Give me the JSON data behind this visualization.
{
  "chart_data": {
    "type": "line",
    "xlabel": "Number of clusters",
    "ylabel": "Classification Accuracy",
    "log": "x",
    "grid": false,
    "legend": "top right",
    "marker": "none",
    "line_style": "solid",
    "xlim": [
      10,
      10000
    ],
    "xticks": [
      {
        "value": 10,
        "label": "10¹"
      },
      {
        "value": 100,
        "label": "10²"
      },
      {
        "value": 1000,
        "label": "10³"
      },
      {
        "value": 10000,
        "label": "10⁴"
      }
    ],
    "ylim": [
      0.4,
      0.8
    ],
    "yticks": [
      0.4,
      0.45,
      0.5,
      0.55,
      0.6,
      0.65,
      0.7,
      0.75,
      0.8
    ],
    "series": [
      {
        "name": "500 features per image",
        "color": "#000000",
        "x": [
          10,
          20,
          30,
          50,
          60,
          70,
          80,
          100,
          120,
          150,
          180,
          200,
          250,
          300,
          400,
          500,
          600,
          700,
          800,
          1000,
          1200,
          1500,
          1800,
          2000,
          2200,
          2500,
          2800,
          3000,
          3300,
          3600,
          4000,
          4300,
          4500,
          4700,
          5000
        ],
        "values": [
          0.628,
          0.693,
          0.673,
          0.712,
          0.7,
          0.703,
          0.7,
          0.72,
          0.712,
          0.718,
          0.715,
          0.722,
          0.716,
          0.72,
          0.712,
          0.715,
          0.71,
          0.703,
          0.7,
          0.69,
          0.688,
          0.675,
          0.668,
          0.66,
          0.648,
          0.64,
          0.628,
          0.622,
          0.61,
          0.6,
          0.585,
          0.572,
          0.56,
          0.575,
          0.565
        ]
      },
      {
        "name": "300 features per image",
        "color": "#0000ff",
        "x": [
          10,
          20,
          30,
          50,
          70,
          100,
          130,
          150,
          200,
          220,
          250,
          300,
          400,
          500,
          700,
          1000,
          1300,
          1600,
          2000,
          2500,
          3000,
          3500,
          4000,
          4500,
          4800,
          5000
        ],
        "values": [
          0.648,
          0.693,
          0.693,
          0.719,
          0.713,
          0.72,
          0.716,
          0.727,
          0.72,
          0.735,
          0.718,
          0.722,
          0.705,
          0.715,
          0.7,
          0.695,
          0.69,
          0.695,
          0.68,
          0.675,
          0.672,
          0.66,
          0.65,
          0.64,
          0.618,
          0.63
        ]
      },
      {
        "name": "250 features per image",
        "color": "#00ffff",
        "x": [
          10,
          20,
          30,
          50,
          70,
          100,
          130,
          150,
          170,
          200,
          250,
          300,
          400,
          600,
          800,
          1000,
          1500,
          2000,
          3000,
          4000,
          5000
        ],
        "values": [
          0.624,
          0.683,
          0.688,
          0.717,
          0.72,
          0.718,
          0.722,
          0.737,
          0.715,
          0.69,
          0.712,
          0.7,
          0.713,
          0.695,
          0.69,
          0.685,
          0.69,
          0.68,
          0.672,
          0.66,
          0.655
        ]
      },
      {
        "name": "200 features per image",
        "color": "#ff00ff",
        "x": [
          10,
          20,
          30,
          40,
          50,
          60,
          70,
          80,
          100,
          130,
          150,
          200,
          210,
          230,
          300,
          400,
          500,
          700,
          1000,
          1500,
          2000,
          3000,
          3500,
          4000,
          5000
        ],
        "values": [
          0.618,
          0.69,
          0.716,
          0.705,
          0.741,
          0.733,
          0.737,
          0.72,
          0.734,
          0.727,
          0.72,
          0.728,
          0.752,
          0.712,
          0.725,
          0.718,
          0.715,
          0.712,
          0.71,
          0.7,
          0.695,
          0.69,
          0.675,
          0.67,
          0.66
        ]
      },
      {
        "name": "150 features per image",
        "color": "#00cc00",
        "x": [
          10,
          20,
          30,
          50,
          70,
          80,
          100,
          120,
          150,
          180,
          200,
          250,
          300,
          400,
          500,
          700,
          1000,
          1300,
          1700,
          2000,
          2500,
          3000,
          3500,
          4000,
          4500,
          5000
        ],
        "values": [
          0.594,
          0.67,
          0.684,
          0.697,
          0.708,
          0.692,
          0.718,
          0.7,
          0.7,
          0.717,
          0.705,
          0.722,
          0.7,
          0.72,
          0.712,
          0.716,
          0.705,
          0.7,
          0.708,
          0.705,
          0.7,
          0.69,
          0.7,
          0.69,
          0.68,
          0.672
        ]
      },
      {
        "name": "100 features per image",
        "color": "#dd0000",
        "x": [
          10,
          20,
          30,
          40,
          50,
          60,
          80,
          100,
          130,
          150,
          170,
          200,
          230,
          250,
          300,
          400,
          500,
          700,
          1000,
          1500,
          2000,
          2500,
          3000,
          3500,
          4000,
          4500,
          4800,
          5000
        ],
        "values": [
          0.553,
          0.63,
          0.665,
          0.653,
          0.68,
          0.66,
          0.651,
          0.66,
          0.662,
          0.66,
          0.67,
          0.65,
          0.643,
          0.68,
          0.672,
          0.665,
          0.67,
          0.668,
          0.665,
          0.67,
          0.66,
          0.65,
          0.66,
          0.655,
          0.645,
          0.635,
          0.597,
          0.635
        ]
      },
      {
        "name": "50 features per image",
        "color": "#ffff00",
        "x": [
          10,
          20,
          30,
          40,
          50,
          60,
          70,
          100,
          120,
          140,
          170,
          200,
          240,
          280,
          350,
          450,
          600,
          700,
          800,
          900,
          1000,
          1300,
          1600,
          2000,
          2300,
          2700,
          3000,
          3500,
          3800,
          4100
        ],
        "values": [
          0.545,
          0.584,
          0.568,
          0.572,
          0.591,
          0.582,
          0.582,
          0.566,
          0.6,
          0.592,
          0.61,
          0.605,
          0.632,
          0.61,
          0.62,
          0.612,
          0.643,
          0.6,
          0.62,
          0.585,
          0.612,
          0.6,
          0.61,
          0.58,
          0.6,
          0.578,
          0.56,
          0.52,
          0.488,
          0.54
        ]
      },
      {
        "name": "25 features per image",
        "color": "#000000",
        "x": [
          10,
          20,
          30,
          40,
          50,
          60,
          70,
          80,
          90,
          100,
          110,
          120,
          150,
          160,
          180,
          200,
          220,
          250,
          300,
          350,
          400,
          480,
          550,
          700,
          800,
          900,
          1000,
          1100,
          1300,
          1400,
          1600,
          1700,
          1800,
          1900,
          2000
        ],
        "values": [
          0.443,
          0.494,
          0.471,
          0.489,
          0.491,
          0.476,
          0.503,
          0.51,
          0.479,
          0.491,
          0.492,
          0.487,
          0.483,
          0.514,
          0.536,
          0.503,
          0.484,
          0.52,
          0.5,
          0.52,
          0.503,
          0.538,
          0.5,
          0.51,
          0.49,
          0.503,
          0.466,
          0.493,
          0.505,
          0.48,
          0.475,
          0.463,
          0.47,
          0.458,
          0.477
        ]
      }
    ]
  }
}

Your goal - Give all the records again. Match them exactly.

Finished answer -
Give me the JSON data behind this visualization.
{
  "chart_data": {
    "type": "line",
    "xlabel": "Number of clusters",
    "ylabel": "Classification Accuracy",
    "log": "x",
    "grid": false,
    "legend": "top right",
    "marker": "none",
    "line_style": "solid",
    "xlim": [
      10,
      10000
    ],
    "xticks": [
      {
        "value": 10,
        "label": "10¹"
      },
      {
        "value": 100,
        "label": "10²"
      },
      {
        "value": 1000,
        "label": "10³"
      },
      {
        "value": 10000,
        "label": "10⁴"
      }
    ],
    "ylim": [
      0.4,
      0.8
    ],
    "yticks": [
      0.4,
      0.45,
      0.5,
      0.55,
      0.6,
      0.65,
      0.7,
      0.75,
      0.8
    ],
    "series": [
      {
        "name": "500 features per image",
        "color": "#000000",
        "x": [
          10,
          20,
          30,
          50,
          60,
          70,
          80,
          100,
          120,
          150,
          180,
          200,
          250,
          300,
          400,
          500,
          600,
          700,
          800,
          1000,
          1200,
          1500,
          1800,
          2000,
          2200,
          2500,
          2800,
          3000,
          3300,
          3600,
          4000,
          4300,
          4500,
          4700,
          5000
        ],
        "values": [
          0.628,
          0.693,
          0.673,
          0.712,
          0.7,
          0.703,
          0.7,
          0.72,
          0.712,
          0.718,
          0.715,
          0.722,
          0.716,
          0.72,
          0.712,
          0.715,
          0.71,
          0.703,
          0.7,
          0.69,
          0.688,
          0.675,
          0.668,
          0.66,
          0.648,
          0.64,
          0.628,
          0.622,
          0.61,
          0.6,
          0.585,
          0.572,
          0.56,
          0.575,
          0.565
        ]
      },
      {
        "name": "300 features per image",
        "color": "#0000ff",
        "x": [
          10,
          20,
          30,
          50,
          70,
          100,
          130,
          150,
          200,
          220,
          250,
          300,
          400,
          500,
          700,
          1000,
          1300,
          1600,
          2000,
          2500,
          3000,
          3500,
          4000,
          4500,
          4800,
          5000
        ],
        "values": [
          0.648,
          0.693,
          0.693,
          0.719,
          0.713,
          0.72,
          0.716,
          0.727,
          0.72,
          0.735,
          0.718,
          0.722,
          0.705,
          0.715,
          0.7,
          0.695,
          0.69,
          0.695,
          0.68,
          0.675,
          0.672,
          0.66,
          0.65,
          0.64,
          0.618,
          0.63
        ]
      },
      {
        "name": "250 features per image",
        "color": "#00ffff",
        "x": [
          10,
          20,
          30,
          50,
          70,
          100,
          130,
          150,
          170,
          200,
          250,
          300,
          400,
          600,
          800,
          1000,
          1500,
          2000,
          3000,
          4000,
          5000
        ],
        "values": [
          0.624,
          0.683,
          0.688,
          0.717,
          0.72,
          0.718,
          0.722,
          0.737,
          0.715,
          0.69,
          0.712,
          0.7,
          0.713,
          0.695,
          0.69,
          0.685,
          0.69,
          0.68,
          0.672,
          0.66,
          0.655
        ]
      },
      {
        "name": "200 features per image",
        "color": "#ff00ff",
        "x": [
          10,
          20,
          30,
          40,
          50,
          60,
          70,
          80,
          100,
          130,
          150,
          200,
          210,
          230,
          300,
          400,
          500,
          700,
          1000,
          1500,
          2000,
          3000,
          3500,
          4000,
          5000
        ],
        "values": [
          0.618,
          0.69,
          0.716,
          0.705,
          0.741,
          0.733,
          0.737,
          0.72,
          0.734,
          0.727,
          0.72,
          0.728,
          0.752,
          0.712,
          0.725,
          0.718,
          0.715,
          0.712,
          0.71,
          0.7,
          0.695,
          0.69,
          0.675,
          0.67,
          0.66
        ]
      },
      {
        "name": "150 features per image",
        "color": "#00cc00",
        "x": [
          10,
          20,
          30,
          50,
          70,
          80,
          100,
          120,
          150,
          180,
          200,
          250,
          300,
          400,
          500,
          700,
          1000,
          1300,
          1700,
          2000,
          2500,
          3000,
          3500,
          4000,
          4500,
          5000
        ],
        "values": [
          0.594,
          0.67,
          0.684,
          0.697,
          0.708,
          0.692,
          0.718,
          0.7,
          0.7,
          0.717,
          0.705,
          0.722,
          0.7,
          0.72,
          0.712,
          0.716,
          0.705,
          0.7,
          0.708,
          0.705,
          0.7,
          0.69,
          0.7,
          0.69,
          0.68,
          0.672
        ]
      },
      {
        "name": "100 features per image",
        "color": "#dd0000",
        "x": [
          10,
          20,
          30,
          40,
          50,
          60,
          80,
          100,
          130,
          150,
          170,
          200,
          230,
          250,
          300,
          400,
          500,
          700,
          1000,
          1500,
          2000,
          2500,
          3000,
          3500,
          4000,
          4500,
          4800,
          5000
        ],
        "values": [
          0.553,
          0.63,
          0.665,
          0.653,
          0.68,
          0.66,
          0.651,
          0.66,
          0.662,
          0.66,
          0.67,
          0.65,
          0.643,
          0.68,
          0.672,
          0.665,
          0.67,
          0.668,
          0.665,
          0.67,
          0.66,
          0.65,
          0.66,
          0.655,
          0.645,
          0.635,
          0.597,
          0.635
        ]
      },
      {
        "name": "50 features per image",
        "color": "#ffff00",
        "x": [
          10,
          20,
          30,
          40,
          50,
          60,
          70,
          100,
          120,
          140,
          170,
          200,
          240,
          280,
          350,
          450,
          600,
          700,
          800,
          900,
          1000,
          1300,
          1600,
          2000,
          2300,
          2700,
          3000,
          3500,
          3800,
          4100
        ],
        "values": [
          0.545,
          0.584,
          0.568,
          0.572,
          0.591,
          0.582,
          0.582,
          0.566,
          0.6,
          0.592,
          0.61,
          0.605,
          0.632,
          0.61,
          0.62,
          0.612,
          0.643,
          0.6,
          0.62,
          0.585,
          0.612,
          0.6,
          0.61,
          0.58,
          0.6,
          0.578,
          0.56,
          0.52,
          0.488,
          0.54
        ]
      },
      {
        "name": "25 features per image",
        "color": "#000000",
        "x": [
          10,
          20,
          30,
          40,
          50,
          60,
          70,
          80,
          90,
          100,
          110,
          120,
          150,
          160,
          180,
          200,
          220,
          250,
          300,
          350,
          400,
          480,
          550,
          700,
          800,
          900,
          1000,
          1100,
          1300,
          1400,
          1600,
          1700,
          1800,
          1900,
          2000
        ],
        "values": [
          0.443,
          0.494,
          0.471,
          0.489,
          0.491,
          0.476,
          0.503,
          0.51,
          0.479,
          0.491,
          0.492,
          0.487,
          0.483,
          0.514,
          0.536,
          0.503,
          0.484,
          0.52,
          0.5,
          0.52,
          0.503,
          0.538,
          0.5,
          0.51,
          0.49,
          0.503,
          0.466,
          0.493,
          0.505,
          0.48,
          0.475,
          0.463,
          0.47,
          0.458,
          0.477
        ]
      }
    ]
  }
}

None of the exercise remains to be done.